EXERCISE DESCRIPTION
Each line of the data below goes into the copy exactly; pictures do not.

DATA FOR ANALYSIS
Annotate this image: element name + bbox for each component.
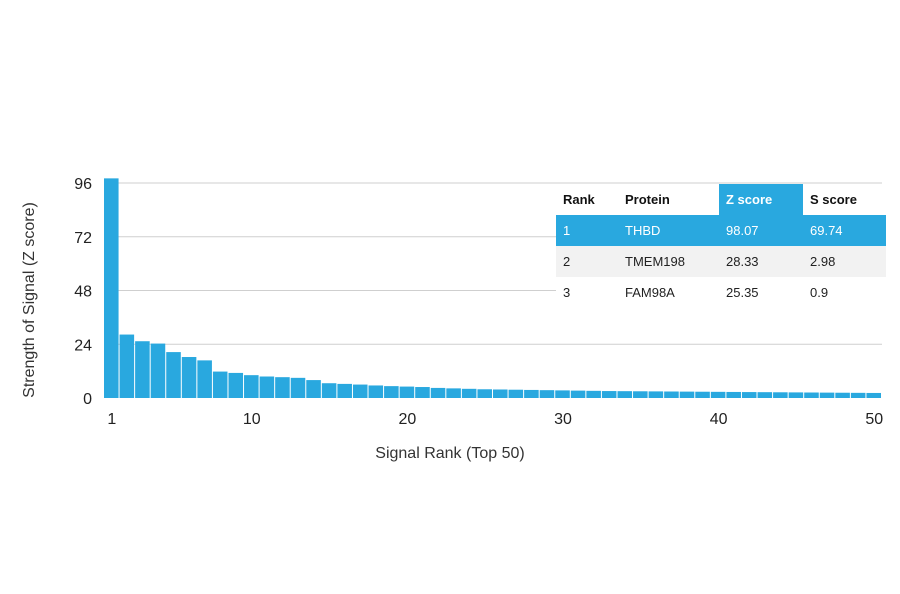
bar (524, 389, 539, 398)
bar (586, 390, 601, 398)
bar (508, 389, 524, 398)
bar (430, 387, 446, 398)
bars (104, 178, 881, 398)
bar (181, 357, 197, 398)
bar (679, 391, 695, 398)
bar (773, 392, 788, 398)
bar (804, 392, 819, 398)
bar (212, 371, 228, 398)
y-axis-ticks: 0 24 48 72 96 (74, 176, 92, 408)
bar (119, 334, 135, 398)
header-z-score: Z score (719, 184, 803, 215)
header-protein: Protein (625, 192, 670, 207)
x-tick-label: 1 (107, 411, 116, 428)
table-header-row: Rank Protein Z score S score (556, 184, 886, 215)
bar (477, 389, 492, 398)
bar (368, 385, 384, 398)
table-row: 1 THBD 98.07 69.74 (556, 215, 886, 246)
bar (228, 372, 244, 398)
bar (337, 383, 352, 398)
bar (244, 375, 259, 398)
x-axis-ticks: 1 10 20 30 40 50 (107, 411, 883, 428)
cell-z-score: 28.33 (719, 246, 803, 277)
bar (601, 391, 617, 398)
top-signals-table: Rank Protein Z score S score 1 THBD 98.0… (556, 184, 886, 308)
bar (570, 390, 586, 398)
x-tick-label: 50 (865, 411, 883, 428)
header-rank: Rank (563, 192, 595, 207)
bar (741, 392, 757, 398)
x-axis-title: Signal Rank (Top 50) (375, 445, 524, 462)
y-tick-label: 96 (74, 176, 92, 193)
bar (710, 391, 726, 398)
bar (384, 386, 399, 398)
bar (819, 392, 835, 398)
cell-s-score: 0.9 (810, 285, 829, 300)
bar (166, 352, 181, 398)
cell-rank: 2 (556, 246, 618, 277)
bar (539, 390, 555, 398)
y-tick-label: 0 (83, 391, 92, 408)
bar (104, 178, 119, 398)
y-tick-label: 48 (74, 284, 92, 301)
y-tick-label: 72 (74, 230, 92, 247)
bar (135, 341, 150, 398)
bar (726, 391, 741, 398)
bar (493, 389, 508, 398)
cell-s-score: 69.74 (803, 215, 886, 246)
x-tick-label: 30 (554, 411, 572, 428)
cell-z-score: 25.35 (726, 285, 759, 300)
bar (555, 390, 570, 398)
bar (259, 376, 275, 398)
table-row: 3 FAM98A 25.35 0.9 (556, 277, 886, 308)
cell-protein: FAM98A (625, 285, 675, 300)
bar (757, 392, 773, 398)
cell-rank: 1 (556, 215, 618, 246)
bar (275, 377, 290, 398)
x-tick-label: 10 (243, 411, 261, 428)
bar (617, 391, 633, 398)
cell-protein: THBD (618, 215, 719, 246)
bar (461, 388, 477, 398)
bar (446, 388, 461, 398)
bar (197, 360, 212, 398)
bar (399, 386, 415, 398)
bar (695, 391, 710, 398)
x-tick-label: 20 (399, 411, 417, 428)
header-s-score: S score (810, 192, 857, 207)
y-axis-title: Strength of Signal (Z score) (21, 202, 38, 398)
bar (788, 392, 804, 398)
bar (664, 391, 679, 398)
bar (835, 392, 850, 398)
cell-rank: 3 (563, 285, 571, 300)
bar (150, 343, 166, 398)
cell-protein: TMEM198 (618, 246, 719, 277)
bar (866, 392, 881, 398)
bar (648, 391, 664, 398)
bar (306, 380, 321, 398)
bar (352, 384, 368, 398)
bar (321, 383, 337, 398)
cell-s-score: 2.98 (803, 246, 886, 277)
x-tick-label: 40 (710, 411, 728, 428)
cell-z-score: 98.07 (719, 215, 803, 246)
bar (415, 387, 430, 398)
bar (633, 391, 648, 398)
bar (290, 377, 306, 398)
table-row: 2 TMEM198 28.33 2.98 (556, 246, 886, 277)
y-tick-label: 24 (74, 337, 92, 354)
bar (850, 392, 866, 398)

ANSWER TO THE PROBLEM
Annotate this image: element name + bbox for each component.
bar (524, 389, 539, 398)
bar (586, 390, 601, 398)
bar (508, 389, 524, 398)
bar (430, 387, 446, 398)
bars (104, 178, 881, 398)
bar (181, 357, 197, 398)
bar (679, 391, 695, 398)
bar (773, 392, 788, 398)
bar (804, 392, 819, 398)
bar (212, 371, 228, 398)
y-axis-ticks: 0 24 48 72 96 (74, 176, 92, 408)
bar (119, 334, 135, 398)
header-z-score: Z score (719, 184, 803, 215)
header-protein: Protein (625, 192, 670, 207)
x-tick-label: 1 (107, 411, 116, 428)
table-header-row: Rank Protein Z score S score (556, 184, 886, 215)
bar (477, 389, 492, 398)
bar (368, 385, 384, 398)
table-row: 1 THBD 98.07 69.74 (556, 215, 886, 246)
bar (228, 372, 244, 398)
bar (337, 383, 352, 398)
bar (244, 375, 259, 398)
x-axis-ticks: 1 10 20 30 40 50 (107, 411, 883, 428)
cell-z-score: 28.33 (719, 246, 803, 277)
bar (601, 391, 617, 398)
top-signals-table: Rank Protein Z score S score 1 THBD 98.0… (556, 184, 886, 308)
bar (570, 390, 586, 398)
x-tick-label: 50 (865, 411, 883, 428)
header-rank: Rank (563, 192, 595, 207)
bar (741, 392, 757, 398)
x-axis-title: Signal Rank (Top 50) (375, 445, 524, 462)
y-tick-label: 96 (74, 176, 92, 193)
bar (710, 391, 726, 398)
bar (384, 386, 399, 398)
bar (819, 392, 835, 398)
cell-s-score: 0.9 (810, 285, 829, 300)
bar (166, 352, 181, 398)
cell-rank: 2 (556, 246, 618, 277)
bar (539, 390, 555, 398)
y-tick-label: 0 (83, 391, 92, 408)
bar (104, 178, 119, 398)
y-tick-label: 48 (74, 284, 92, 301)
y-tick-label: 72 (74, 230, 92, 247)
bar (135, 341, 150, 398)
bar (726, 391, 741, 398)
bar (493, 389, 508, 398)
cell-s-score: 69.74 (803, 215, 886, 246)
x-tick-label: 30 (554, 411, 572, 428)
cell-z-score: 25.35 (726, 285, 759, 300)
bar (555, 390, 570, 398)
bar (259, 376, 275, 398)
table-row: 3 FAM98A 25.35 0.9 (556, 277, 886, 308)
cell-protein: FAM98A (625, 285, 675, 300)
bar (757, 392, 773, 398)
cell-rank: 1 (556, 215, 618, 246)
bar (275, 377, 290, 398)
x-tick-label: 10 (243, 411, 261, 428)
bar (617, 391, 633, 398)
cell-protein: THBD (618, 215, 719, 246)
bar (461, 388, 477, 398)
bar (446, 388, 461, 398)
bar (197, 360, 212, 398)
bar (399, 386, 415, 398)
bar (695, 391, 710, 398)
x-tick-label: 20 (399, 411, 417, 428)
header-s-score: S score (810, 192, 857, 207)
y-axis-title: Strength of Signal (Z score) (21, 202, 38, 398)
bar (788, 392, 804, 398)
bar (664, 391, 679, 398)
bar (835, 392, 850, 398)
cell-rank: 3 (563, 285, 571, 300)
bar (150, 343, 166, 398)
cell-protein: TMEM198 (618, 246, 719, 277)
bar (866, 392, 881, 398)
bar (648, 391, 664, 398)
bar (306, 380, 321, 398)
bar (352, 384, 368, 398)
bar (321, 383, 337, 398)
cell-s-score: 2.98 (803, 246, 886, 277)
x-tick-label: 40 (710, 411, 728, 428)
cell-z-score: 98.07 (719, 215, 803, 246)
bar (415, 387, 430, 398)
bar (633, 391, 648, 398)
bar (290, 377, 306, 398)
table-row: 2 TMEM198 28.33 2.98 (556, 246, 886, 277)
y-tick-label: 24 (74, 337, 92, 354)
bar (850, 392, 866, 398)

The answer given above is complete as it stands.